### SOURCE RECORDS
+ + +

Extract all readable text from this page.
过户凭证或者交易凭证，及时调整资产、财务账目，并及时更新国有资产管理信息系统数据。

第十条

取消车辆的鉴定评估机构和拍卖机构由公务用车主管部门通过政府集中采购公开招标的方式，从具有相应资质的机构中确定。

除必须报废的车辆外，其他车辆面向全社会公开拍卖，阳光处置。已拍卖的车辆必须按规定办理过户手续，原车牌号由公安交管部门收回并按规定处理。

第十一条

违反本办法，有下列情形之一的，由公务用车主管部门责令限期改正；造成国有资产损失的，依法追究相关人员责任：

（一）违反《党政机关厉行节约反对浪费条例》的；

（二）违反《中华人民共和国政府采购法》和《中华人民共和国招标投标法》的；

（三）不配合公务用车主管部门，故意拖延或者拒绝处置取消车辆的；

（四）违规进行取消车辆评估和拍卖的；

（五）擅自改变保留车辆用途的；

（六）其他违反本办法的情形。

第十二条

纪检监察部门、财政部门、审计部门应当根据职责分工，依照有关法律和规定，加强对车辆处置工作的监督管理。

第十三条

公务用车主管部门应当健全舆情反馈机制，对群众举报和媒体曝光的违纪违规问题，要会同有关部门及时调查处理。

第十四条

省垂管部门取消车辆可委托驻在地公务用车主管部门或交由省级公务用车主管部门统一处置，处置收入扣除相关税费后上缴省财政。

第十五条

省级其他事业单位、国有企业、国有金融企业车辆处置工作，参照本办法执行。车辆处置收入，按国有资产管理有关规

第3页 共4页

+ + +

### WHAT TO DO
Copy each entry exactly, with nothing added or dropped.

### TASK RESPONSE
Extract all readable text from this page.
过户凭证或者交易凭证，及时调整资产、财务账目，并及时更新国有资产管理信息系统数据。

第十条

取消车辆的鉴定评估机构和拍卖机构由公务用车主管部门通过政府集中采购公开招标的方式，从具有相应资质的机构中确定。

除必须报废的车辆外，其他车辆面向全社会公开拍卖，阳光处置。已拍卖的车辆必须按规定办理过户手续，原车牌号由公安交管部门收回并按规定处理。

第十一条

违反本办法，有下列情形之一的，由公务用车主管部门责令限期改正；造成国有资产损失的，依法追究相关人员责任：

（一）违反《党政机关厉行节约反对浪费条例》的；

（二）违反《中华人民共和国政府采购法》和《中华人民共和国招标投标法》的；

（三）不配合公务用车主管部门，故意拖延或者拒绝处置取消车辆的；

（四）违规进行取消车辆评估和拍卖的；

（五）擅自改变保留车辆用途的；

（六）其他违反本办法的情形。

第十二条

纪检监察部门、财政部门、审计部门应当根据职责分工，依照有关法律和规定，加强对车辆处置工作的监督管理。

第十三条

公务用车主管部门应当健全舆情反馈机制，对群众举报和媒体曝光的违纪违规问题，要会同有关部门及时调查处理。

第十四条

省垂管部门取消车辆可委托驻在地公务用车主管部门或交由省级公务用车主管部门统一处置，处置收入扣除相关税费后上缴省财政。

第十五条

省级其他事业单位、国有企业、国有金融企业车辆处置工作，参照本办法执行。车辆处置收入，按国有资产管理有关规

第3页 共4页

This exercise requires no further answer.